RECORD LIST =
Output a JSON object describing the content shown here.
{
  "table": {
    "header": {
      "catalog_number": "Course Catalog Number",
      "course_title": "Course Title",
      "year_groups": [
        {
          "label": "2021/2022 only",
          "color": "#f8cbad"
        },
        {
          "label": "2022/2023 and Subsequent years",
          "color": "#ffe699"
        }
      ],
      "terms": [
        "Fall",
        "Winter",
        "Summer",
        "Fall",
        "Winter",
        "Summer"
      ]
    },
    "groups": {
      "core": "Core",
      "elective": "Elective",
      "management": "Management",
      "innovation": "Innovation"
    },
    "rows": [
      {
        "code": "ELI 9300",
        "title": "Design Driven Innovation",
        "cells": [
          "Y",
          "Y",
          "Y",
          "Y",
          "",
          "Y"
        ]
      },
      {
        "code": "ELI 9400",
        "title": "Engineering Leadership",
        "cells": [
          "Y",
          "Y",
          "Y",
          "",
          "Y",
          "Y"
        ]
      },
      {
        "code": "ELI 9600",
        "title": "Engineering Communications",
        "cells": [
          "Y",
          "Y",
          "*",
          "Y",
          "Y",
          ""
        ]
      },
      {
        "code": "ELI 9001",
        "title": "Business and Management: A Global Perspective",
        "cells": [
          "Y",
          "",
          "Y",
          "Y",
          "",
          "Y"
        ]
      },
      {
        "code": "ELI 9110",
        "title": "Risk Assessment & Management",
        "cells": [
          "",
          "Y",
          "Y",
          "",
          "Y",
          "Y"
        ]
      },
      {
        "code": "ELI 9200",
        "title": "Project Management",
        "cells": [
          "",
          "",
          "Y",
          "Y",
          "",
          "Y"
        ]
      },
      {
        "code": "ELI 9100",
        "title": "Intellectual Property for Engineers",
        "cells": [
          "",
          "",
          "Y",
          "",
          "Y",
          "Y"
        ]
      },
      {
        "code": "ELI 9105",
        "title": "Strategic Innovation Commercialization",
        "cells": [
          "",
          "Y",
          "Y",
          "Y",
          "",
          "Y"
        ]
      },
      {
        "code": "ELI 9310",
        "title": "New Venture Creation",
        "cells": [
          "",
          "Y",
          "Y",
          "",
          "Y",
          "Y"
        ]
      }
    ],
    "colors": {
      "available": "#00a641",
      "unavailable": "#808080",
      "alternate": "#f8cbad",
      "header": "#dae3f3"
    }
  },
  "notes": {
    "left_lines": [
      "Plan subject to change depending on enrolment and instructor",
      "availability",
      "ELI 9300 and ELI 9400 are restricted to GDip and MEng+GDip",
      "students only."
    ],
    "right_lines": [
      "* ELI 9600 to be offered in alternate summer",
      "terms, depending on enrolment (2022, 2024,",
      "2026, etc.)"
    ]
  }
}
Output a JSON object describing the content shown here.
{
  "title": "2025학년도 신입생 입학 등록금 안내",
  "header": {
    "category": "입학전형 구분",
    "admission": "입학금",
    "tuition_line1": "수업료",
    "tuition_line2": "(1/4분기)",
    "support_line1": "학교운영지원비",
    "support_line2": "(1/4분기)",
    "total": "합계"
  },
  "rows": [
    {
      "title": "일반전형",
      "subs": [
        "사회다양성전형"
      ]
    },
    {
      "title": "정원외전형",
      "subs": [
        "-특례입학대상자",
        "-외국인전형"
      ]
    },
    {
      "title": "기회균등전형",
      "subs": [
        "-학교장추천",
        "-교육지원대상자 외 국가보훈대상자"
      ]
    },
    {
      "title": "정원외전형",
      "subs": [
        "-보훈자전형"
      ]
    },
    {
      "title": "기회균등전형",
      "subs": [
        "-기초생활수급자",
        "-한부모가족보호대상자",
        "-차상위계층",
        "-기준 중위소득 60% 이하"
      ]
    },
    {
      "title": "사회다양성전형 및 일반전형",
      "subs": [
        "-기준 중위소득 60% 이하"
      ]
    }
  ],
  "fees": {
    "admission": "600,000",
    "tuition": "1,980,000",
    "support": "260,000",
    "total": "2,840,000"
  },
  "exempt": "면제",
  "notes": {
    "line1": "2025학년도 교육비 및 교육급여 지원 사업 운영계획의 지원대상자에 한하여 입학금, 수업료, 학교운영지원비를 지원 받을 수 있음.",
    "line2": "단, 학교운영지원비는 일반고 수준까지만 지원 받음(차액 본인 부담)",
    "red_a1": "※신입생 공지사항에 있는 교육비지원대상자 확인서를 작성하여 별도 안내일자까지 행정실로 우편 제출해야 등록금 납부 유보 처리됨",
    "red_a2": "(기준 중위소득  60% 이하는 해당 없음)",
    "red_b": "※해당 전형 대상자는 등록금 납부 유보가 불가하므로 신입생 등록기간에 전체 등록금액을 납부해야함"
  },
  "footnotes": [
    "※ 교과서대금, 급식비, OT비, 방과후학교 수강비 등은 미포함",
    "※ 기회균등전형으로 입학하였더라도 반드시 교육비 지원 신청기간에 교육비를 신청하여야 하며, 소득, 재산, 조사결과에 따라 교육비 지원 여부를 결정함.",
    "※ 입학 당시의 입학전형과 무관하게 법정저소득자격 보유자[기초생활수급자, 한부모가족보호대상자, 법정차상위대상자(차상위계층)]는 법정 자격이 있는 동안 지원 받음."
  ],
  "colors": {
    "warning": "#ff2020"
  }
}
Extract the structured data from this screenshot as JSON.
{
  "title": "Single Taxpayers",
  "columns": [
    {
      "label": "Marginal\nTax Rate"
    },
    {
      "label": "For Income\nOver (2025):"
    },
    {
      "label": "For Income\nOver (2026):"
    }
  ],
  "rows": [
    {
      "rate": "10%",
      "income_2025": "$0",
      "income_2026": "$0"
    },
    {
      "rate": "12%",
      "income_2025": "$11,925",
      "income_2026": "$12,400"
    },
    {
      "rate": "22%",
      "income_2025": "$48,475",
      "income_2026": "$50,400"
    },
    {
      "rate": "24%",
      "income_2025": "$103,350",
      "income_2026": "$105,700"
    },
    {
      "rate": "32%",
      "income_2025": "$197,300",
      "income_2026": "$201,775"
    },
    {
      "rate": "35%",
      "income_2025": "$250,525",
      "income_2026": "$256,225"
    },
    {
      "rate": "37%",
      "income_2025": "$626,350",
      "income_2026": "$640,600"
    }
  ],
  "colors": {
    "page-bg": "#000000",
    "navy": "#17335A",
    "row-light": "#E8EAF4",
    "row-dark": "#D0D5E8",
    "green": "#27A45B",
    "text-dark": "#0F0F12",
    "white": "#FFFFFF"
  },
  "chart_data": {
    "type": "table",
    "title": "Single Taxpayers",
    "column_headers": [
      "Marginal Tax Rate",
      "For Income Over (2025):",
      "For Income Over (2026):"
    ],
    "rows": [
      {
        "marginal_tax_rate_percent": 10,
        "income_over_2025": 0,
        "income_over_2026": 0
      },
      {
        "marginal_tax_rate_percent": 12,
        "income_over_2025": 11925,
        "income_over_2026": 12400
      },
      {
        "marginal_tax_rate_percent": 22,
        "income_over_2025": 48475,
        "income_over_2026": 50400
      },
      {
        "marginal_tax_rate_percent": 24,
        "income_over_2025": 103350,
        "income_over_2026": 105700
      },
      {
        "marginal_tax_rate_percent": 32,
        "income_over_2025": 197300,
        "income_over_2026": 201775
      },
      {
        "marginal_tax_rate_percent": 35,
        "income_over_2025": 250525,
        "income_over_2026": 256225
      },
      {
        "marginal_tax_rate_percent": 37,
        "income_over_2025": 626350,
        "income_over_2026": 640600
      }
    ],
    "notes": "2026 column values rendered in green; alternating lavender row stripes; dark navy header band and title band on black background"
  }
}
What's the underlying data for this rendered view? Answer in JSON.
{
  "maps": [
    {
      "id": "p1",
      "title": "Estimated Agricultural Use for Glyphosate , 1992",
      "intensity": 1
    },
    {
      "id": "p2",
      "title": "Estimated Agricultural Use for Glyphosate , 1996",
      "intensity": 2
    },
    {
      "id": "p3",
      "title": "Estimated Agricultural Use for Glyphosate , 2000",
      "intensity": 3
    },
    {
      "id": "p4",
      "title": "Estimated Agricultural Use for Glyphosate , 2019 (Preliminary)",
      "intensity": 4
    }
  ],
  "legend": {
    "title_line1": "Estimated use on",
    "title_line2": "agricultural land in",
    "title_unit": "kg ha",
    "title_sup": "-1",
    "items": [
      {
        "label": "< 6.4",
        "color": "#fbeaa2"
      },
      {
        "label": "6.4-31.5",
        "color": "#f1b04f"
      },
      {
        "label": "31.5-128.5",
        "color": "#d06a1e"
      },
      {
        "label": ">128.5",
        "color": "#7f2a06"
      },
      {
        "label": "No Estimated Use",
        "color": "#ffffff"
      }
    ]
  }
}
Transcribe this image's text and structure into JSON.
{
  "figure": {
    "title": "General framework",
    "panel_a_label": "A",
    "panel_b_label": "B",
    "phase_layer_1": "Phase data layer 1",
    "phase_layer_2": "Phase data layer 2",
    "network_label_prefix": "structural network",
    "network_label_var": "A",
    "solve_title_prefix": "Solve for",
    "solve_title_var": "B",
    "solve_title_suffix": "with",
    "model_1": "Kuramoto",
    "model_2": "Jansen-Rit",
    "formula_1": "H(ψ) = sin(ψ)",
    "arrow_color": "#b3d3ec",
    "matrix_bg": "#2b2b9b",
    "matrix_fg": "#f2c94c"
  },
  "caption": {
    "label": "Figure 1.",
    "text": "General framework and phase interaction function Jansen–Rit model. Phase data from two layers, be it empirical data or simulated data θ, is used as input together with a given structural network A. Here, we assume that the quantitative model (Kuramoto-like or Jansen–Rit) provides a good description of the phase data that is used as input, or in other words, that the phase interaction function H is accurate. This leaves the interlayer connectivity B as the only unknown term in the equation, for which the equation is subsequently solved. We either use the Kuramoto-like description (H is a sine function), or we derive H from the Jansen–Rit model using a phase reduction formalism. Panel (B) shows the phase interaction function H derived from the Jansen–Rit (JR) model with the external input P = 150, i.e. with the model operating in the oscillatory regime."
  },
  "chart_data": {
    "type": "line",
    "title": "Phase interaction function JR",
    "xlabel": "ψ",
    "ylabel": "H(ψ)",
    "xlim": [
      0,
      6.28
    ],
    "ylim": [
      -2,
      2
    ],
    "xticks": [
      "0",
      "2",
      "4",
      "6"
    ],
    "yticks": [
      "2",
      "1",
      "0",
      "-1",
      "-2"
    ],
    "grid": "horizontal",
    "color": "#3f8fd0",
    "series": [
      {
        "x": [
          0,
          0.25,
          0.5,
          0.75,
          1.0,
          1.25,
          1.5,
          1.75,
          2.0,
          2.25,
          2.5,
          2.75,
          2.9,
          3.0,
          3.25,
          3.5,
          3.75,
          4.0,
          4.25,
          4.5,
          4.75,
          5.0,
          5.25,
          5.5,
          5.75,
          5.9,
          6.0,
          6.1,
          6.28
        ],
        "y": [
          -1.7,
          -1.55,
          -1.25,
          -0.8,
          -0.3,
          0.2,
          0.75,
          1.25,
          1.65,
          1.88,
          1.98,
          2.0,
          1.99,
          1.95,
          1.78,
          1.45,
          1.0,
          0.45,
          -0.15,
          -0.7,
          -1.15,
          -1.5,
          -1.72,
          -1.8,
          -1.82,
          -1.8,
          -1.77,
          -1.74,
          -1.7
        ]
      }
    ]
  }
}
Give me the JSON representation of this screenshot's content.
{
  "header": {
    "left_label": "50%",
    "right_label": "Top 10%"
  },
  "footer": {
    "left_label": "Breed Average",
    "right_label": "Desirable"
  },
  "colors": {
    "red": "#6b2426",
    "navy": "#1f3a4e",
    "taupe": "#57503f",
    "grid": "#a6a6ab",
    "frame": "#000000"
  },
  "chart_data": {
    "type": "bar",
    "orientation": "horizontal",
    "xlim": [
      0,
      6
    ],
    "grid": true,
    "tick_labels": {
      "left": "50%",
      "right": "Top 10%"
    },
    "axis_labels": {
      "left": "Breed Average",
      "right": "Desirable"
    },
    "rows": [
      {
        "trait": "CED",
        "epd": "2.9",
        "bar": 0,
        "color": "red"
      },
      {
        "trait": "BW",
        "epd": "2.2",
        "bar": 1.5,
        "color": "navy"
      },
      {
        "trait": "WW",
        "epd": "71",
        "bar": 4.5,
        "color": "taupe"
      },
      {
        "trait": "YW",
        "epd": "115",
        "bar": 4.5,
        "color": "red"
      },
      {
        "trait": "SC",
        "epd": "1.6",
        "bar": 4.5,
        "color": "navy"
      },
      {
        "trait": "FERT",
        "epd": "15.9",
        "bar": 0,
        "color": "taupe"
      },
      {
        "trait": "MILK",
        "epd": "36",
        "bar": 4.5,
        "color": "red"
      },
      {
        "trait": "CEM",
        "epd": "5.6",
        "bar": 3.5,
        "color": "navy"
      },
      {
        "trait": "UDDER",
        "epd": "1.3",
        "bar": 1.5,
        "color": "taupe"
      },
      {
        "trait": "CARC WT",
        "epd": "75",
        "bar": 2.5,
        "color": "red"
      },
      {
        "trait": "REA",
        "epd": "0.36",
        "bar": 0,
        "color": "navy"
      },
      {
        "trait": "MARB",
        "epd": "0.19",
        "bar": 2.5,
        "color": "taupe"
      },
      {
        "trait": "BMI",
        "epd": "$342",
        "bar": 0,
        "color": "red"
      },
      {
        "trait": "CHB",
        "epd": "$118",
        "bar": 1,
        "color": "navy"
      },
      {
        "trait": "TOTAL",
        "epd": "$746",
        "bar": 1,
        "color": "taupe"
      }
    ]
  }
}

WHAT IS ASKED =
Go through the listing above and list every line that has the word "green".

THE COMPLETED TASK =
    "green": "#27A45B",
    "notes": "2026 column values rendered in green; alternating lavender row stripes; dark navy header band and title band on black background"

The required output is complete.